## Do this
List each line of the data that holds the string "EMBEREK".

## Provided material
::::
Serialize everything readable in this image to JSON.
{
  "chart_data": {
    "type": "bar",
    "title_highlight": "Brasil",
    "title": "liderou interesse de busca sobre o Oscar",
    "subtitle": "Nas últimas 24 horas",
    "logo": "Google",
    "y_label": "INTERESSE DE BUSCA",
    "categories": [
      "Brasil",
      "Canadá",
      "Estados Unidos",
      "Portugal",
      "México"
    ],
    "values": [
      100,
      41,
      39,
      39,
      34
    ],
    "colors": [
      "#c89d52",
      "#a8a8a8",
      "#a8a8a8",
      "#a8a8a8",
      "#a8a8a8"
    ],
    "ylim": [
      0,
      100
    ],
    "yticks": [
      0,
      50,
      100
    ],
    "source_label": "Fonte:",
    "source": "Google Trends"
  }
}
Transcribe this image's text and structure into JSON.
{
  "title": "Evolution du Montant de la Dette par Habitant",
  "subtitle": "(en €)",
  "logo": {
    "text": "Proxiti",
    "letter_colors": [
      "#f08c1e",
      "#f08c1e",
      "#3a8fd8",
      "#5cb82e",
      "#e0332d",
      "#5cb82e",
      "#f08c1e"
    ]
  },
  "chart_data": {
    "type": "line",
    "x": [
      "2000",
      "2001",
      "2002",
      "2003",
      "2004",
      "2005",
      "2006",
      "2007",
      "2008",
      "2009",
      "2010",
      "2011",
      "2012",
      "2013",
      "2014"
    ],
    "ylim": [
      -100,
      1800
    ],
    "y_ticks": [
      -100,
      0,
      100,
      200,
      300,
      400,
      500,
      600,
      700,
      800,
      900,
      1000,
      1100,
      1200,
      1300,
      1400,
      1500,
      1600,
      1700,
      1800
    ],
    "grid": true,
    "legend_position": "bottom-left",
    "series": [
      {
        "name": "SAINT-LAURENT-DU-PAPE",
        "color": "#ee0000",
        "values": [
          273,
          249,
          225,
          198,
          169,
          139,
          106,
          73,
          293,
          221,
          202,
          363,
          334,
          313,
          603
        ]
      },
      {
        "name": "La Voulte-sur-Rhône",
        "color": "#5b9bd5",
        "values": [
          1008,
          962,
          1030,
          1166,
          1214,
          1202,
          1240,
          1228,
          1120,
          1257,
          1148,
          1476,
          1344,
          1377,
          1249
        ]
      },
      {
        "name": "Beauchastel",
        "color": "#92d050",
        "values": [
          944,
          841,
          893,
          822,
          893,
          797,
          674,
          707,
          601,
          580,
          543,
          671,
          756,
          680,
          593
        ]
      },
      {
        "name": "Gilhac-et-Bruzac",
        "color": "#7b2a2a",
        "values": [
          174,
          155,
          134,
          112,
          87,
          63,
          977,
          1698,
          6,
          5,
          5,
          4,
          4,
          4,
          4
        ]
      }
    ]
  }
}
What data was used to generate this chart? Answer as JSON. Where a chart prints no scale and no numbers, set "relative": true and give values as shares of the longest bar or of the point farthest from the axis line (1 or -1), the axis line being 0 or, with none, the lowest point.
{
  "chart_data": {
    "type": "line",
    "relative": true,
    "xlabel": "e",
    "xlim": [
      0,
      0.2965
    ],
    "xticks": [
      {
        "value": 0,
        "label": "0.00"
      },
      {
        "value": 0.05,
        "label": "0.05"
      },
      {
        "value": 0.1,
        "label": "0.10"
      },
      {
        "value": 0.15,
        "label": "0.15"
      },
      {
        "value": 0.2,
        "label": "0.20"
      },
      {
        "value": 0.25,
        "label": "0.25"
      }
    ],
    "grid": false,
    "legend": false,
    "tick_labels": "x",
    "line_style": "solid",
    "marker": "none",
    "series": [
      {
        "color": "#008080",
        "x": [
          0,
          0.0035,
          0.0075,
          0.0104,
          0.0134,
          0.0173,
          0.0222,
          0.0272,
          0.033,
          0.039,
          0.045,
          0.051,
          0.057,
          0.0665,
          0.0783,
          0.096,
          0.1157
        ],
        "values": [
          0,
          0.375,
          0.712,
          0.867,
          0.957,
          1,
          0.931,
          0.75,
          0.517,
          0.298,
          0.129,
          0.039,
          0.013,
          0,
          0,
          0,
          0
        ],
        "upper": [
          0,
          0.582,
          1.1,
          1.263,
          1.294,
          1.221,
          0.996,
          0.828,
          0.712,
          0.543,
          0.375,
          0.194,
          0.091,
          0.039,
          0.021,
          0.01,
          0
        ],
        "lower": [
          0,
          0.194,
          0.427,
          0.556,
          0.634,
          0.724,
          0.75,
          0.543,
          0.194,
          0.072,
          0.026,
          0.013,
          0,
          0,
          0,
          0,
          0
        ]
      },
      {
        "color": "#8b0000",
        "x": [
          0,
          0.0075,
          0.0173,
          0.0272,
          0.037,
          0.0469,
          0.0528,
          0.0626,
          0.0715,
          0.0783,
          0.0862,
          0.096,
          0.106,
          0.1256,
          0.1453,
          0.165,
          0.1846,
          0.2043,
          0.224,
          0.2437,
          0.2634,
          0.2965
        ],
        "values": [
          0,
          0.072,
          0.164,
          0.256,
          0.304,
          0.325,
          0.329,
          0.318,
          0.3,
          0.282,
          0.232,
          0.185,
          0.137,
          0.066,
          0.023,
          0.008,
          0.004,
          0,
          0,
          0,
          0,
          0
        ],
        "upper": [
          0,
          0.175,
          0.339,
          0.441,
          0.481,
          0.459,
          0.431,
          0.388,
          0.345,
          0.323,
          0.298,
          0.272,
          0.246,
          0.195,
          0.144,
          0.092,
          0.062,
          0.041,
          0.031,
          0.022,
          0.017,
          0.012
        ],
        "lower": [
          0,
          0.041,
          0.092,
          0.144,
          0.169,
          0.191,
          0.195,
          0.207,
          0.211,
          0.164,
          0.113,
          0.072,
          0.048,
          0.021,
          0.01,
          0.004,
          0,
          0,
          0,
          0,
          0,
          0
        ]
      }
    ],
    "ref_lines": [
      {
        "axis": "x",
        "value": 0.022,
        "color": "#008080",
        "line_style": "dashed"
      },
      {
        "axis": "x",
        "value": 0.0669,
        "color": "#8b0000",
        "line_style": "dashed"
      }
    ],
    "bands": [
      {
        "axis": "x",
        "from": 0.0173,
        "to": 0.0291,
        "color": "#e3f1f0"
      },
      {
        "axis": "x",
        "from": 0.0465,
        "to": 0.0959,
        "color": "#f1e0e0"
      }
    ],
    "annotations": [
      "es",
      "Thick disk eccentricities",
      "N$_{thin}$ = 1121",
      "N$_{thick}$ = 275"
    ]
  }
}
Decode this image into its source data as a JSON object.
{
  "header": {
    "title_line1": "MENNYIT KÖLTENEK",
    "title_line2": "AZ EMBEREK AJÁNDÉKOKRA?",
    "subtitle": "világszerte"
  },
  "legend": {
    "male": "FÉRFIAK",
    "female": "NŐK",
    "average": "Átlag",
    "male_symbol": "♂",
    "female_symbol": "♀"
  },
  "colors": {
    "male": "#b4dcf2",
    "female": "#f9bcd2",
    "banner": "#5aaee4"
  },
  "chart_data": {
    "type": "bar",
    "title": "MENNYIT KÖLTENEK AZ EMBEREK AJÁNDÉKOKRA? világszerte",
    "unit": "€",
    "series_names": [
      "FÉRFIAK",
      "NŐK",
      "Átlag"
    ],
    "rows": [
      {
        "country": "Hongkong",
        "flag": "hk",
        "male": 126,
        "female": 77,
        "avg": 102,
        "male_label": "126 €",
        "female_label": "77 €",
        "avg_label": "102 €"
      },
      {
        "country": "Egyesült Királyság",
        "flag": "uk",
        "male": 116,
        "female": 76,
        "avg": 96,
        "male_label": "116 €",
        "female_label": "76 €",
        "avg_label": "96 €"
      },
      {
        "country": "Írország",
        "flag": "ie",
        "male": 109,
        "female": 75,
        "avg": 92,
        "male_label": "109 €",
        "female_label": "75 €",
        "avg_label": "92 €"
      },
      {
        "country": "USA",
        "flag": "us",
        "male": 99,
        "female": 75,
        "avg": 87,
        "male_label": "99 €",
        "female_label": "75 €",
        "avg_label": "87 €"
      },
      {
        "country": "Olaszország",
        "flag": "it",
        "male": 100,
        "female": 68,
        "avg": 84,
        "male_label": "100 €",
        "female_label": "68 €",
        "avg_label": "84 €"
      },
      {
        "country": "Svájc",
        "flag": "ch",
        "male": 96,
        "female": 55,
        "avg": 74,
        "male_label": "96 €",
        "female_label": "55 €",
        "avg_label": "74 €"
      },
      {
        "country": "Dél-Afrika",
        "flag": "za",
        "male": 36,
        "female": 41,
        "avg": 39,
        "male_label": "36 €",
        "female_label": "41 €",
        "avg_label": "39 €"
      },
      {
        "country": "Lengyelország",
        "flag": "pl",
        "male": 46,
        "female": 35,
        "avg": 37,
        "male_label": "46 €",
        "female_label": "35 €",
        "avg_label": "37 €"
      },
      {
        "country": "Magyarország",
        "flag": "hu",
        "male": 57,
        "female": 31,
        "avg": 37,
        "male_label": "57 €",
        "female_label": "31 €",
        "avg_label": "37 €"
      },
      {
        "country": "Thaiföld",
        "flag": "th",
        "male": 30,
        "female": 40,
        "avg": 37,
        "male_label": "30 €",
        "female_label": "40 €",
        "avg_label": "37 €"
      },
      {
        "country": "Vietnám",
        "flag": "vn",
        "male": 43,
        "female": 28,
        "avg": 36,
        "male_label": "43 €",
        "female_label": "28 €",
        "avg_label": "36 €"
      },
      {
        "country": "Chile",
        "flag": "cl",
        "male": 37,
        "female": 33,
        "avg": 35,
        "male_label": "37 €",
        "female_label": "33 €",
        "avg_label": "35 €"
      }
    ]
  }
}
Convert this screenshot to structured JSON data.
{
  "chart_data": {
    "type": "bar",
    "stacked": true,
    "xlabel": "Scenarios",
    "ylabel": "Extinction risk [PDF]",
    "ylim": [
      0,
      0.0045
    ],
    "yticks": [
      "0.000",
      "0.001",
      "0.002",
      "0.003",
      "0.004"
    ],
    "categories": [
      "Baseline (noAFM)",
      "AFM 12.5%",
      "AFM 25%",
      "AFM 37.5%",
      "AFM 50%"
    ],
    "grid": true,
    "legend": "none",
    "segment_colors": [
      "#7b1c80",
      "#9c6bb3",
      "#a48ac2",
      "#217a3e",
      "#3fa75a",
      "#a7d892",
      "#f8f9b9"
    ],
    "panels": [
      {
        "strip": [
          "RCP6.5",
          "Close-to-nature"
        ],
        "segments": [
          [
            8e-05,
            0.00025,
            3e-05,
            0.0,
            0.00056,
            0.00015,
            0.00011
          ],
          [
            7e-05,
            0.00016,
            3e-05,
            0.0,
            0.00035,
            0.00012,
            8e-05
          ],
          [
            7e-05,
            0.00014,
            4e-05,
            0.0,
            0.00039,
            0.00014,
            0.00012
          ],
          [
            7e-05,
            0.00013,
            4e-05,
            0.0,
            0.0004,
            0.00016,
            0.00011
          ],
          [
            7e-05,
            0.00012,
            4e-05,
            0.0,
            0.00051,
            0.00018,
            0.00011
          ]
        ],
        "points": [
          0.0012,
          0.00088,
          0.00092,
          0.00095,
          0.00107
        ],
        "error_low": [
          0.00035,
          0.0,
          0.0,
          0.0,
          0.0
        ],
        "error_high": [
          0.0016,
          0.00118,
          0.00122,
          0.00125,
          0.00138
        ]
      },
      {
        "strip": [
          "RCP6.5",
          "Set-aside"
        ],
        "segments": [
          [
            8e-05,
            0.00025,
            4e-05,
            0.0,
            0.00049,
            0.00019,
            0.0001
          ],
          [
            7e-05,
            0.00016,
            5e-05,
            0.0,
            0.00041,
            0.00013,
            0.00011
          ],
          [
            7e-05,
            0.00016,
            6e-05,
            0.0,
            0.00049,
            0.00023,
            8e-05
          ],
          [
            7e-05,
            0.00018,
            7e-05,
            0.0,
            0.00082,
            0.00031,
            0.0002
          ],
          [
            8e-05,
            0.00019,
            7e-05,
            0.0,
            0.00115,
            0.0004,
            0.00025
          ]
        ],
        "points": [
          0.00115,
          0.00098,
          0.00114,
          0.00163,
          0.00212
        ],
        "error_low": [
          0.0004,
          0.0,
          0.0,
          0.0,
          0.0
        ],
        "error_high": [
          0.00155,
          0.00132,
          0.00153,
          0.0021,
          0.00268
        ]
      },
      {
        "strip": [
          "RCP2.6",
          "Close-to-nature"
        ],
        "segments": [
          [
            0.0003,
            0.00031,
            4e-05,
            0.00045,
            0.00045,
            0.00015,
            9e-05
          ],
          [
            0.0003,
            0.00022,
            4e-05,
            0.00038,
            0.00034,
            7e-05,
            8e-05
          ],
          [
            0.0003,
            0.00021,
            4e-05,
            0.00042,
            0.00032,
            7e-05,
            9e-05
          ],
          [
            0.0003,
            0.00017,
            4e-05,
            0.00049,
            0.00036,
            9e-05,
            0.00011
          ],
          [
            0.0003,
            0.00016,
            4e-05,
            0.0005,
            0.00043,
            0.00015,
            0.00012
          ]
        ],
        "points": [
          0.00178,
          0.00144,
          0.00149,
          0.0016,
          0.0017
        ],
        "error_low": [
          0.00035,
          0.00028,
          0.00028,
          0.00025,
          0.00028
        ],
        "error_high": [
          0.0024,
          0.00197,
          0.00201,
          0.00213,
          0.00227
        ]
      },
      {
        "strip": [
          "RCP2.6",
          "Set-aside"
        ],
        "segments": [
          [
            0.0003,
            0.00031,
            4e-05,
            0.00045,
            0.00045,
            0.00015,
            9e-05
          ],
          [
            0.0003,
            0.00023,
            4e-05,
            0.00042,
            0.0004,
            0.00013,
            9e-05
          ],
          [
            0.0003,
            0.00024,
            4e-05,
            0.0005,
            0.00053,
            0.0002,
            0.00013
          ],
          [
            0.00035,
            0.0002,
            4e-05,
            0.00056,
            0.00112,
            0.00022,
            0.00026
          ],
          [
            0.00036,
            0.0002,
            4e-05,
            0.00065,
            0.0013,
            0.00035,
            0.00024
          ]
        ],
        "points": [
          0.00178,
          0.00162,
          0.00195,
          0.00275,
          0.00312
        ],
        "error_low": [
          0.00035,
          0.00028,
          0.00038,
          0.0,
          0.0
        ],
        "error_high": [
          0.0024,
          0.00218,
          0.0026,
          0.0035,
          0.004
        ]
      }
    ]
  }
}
::::
## Answer to this exercise
    "title_line2": "AZ EMBEREK AJÁNDÉKOKRA?",
    "title": "MENNYIT KÖLTENEK AZ EMBEREK AJÁNDÉKOKRA? világszerte",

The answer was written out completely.